WHAT TO WORK ON:
Count how many lines hold the word "Leaf" and give that number as the whole answer.
***
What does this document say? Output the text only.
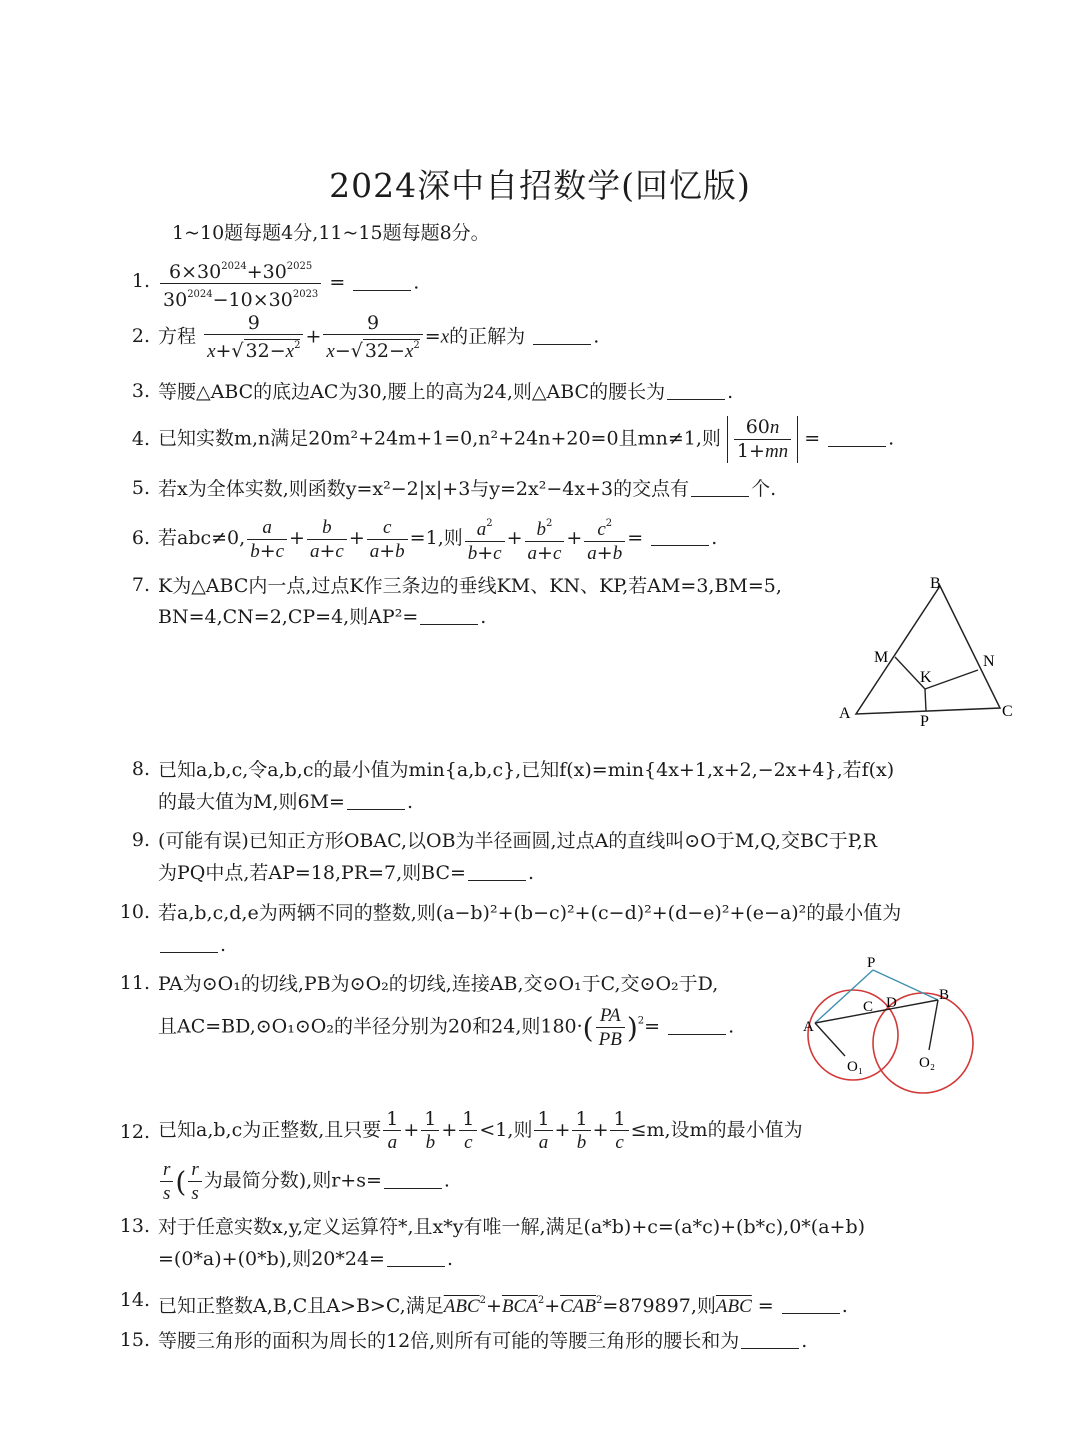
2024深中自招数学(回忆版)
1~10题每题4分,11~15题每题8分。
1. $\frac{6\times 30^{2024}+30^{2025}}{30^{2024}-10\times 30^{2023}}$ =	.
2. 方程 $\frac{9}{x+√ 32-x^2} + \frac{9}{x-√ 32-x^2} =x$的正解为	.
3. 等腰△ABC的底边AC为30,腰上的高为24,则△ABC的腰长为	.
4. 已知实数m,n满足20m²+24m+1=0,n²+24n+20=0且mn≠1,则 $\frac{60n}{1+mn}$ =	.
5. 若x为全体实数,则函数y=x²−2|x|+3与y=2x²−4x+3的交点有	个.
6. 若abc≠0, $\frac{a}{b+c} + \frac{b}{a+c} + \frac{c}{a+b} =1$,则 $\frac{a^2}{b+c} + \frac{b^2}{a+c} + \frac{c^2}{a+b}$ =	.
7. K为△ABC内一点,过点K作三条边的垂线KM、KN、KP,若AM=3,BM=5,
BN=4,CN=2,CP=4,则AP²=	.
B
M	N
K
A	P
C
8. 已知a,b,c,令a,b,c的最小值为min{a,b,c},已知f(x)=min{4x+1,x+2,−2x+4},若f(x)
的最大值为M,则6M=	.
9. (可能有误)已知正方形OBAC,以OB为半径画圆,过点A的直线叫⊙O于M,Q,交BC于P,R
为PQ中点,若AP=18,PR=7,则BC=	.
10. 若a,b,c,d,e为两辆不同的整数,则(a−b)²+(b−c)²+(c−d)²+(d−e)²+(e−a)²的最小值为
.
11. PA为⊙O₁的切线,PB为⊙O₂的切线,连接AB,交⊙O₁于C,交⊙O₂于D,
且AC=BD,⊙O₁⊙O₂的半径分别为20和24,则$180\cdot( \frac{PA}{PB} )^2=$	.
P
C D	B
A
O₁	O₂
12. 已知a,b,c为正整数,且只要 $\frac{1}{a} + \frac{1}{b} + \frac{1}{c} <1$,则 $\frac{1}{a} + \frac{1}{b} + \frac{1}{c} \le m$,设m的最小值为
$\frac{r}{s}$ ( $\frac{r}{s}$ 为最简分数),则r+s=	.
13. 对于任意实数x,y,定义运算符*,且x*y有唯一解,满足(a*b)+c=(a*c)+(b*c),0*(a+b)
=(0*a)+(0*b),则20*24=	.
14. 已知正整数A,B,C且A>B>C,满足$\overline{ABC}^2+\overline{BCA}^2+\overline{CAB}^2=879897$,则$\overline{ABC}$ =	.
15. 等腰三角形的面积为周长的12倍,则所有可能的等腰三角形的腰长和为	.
***
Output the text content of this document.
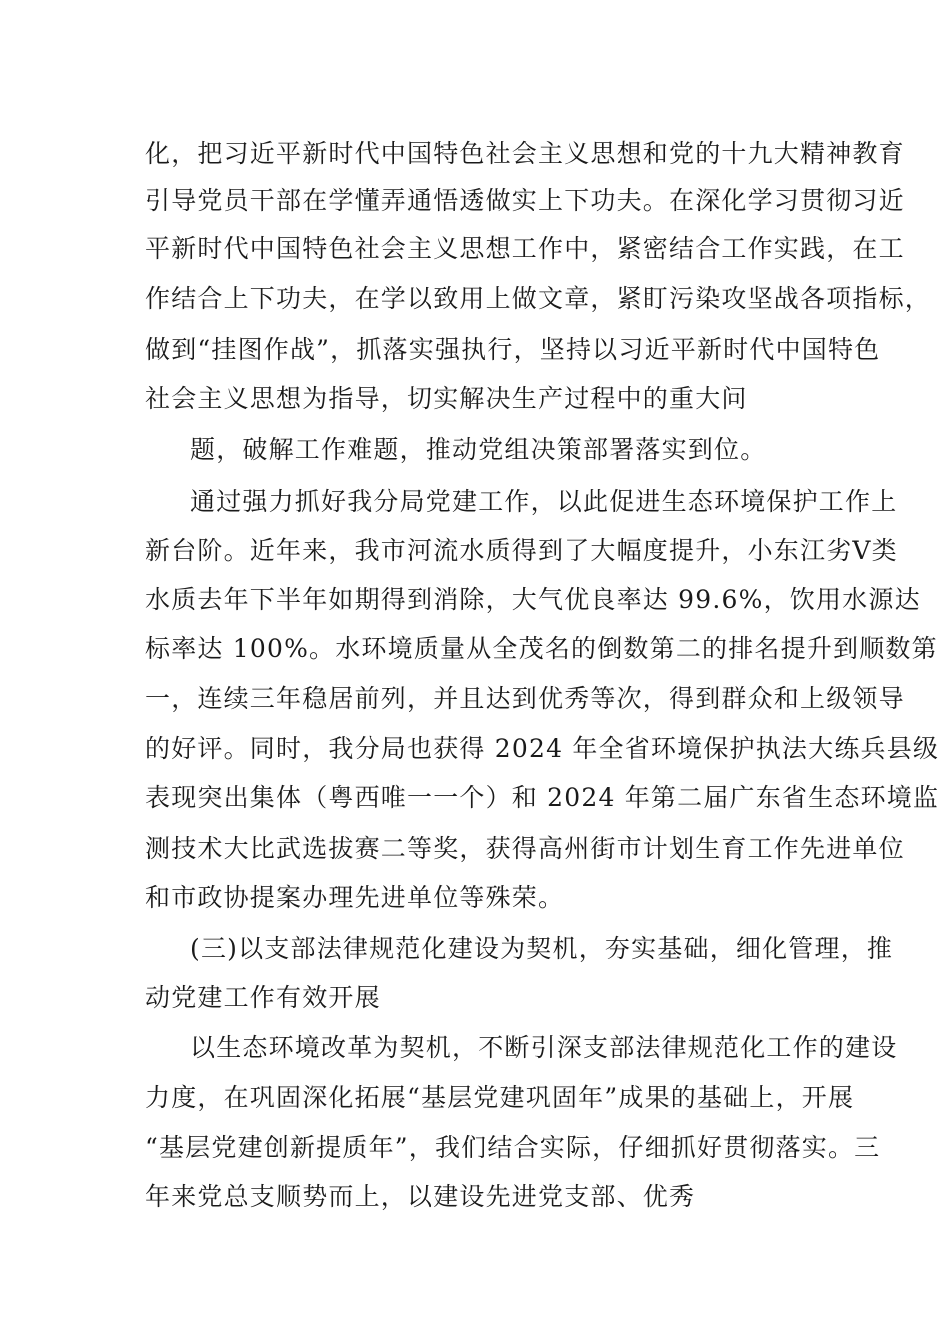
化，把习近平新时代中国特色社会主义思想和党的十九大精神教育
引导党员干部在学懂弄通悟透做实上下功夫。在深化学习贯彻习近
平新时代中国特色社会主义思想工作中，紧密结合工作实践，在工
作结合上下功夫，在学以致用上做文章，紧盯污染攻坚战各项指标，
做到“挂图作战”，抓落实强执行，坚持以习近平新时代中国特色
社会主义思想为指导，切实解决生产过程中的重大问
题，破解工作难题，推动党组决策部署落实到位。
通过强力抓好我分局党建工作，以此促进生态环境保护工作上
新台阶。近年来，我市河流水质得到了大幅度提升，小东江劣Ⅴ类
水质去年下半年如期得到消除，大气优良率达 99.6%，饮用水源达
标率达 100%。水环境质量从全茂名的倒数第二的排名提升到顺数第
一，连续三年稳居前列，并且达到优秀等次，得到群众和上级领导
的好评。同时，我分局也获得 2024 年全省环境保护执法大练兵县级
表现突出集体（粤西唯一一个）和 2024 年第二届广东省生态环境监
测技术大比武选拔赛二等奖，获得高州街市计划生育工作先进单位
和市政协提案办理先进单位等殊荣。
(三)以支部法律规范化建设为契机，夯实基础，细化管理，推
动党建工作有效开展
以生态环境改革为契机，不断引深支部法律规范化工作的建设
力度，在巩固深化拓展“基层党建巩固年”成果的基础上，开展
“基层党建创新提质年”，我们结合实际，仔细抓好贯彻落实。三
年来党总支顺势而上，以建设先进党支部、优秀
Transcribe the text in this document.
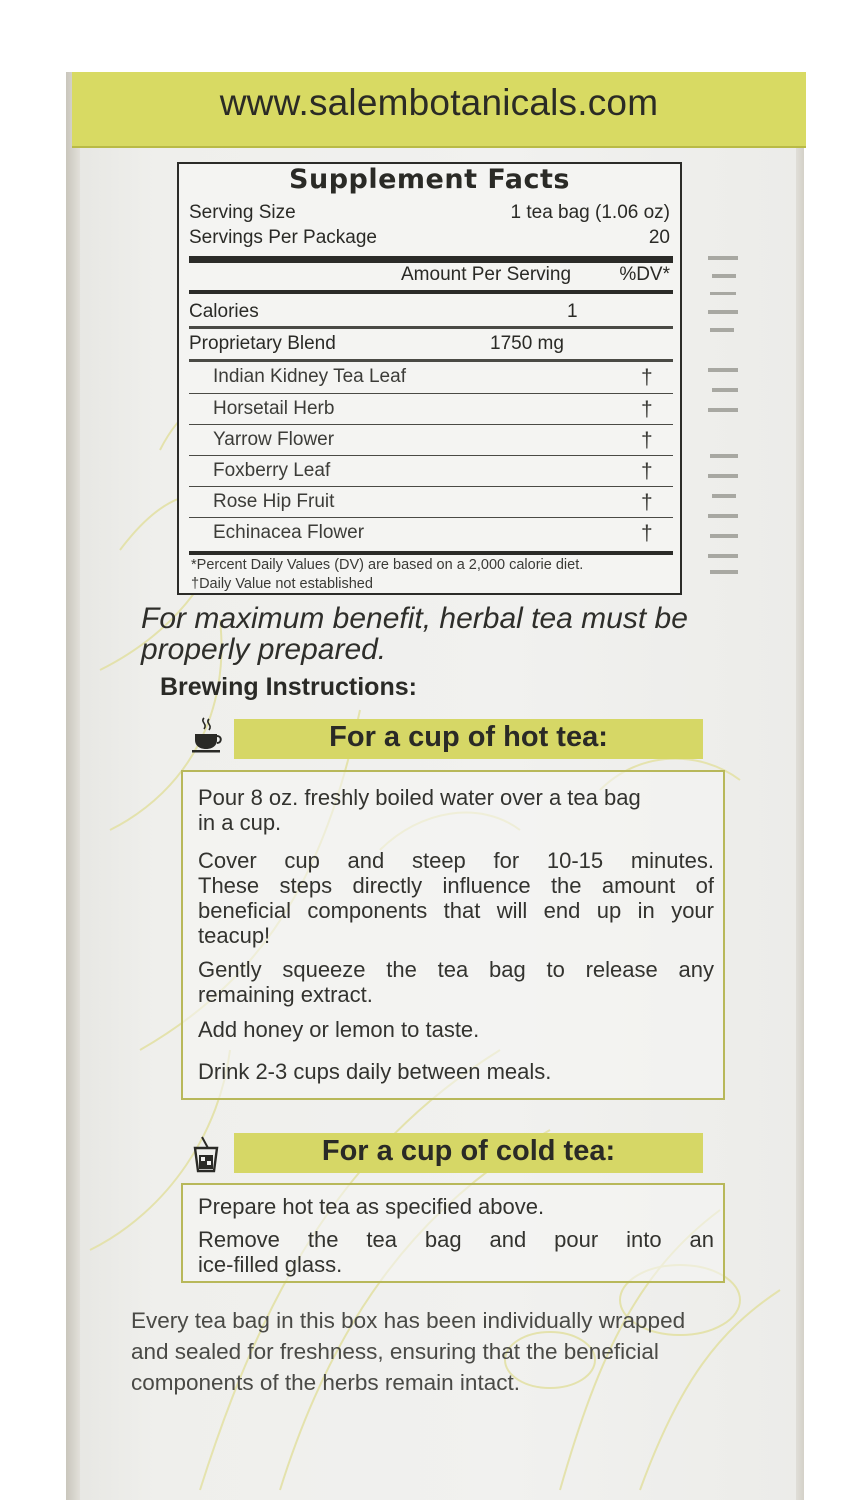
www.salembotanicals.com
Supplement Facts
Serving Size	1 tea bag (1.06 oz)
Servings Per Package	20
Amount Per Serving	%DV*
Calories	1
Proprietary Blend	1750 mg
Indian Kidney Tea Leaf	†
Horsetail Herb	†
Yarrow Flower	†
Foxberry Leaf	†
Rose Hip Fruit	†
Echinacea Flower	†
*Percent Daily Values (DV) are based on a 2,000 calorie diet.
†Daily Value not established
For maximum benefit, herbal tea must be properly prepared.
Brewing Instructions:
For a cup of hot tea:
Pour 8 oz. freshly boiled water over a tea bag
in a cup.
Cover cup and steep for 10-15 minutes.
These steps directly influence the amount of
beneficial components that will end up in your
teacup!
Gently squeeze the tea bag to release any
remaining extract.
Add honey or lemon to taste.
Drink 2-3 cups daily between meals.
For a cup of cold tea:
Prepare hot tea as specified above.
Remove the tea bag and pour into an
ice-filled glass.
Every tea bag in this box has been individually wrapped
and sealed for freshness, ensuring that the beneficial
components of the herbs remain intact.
***
RESULT BELOW:
2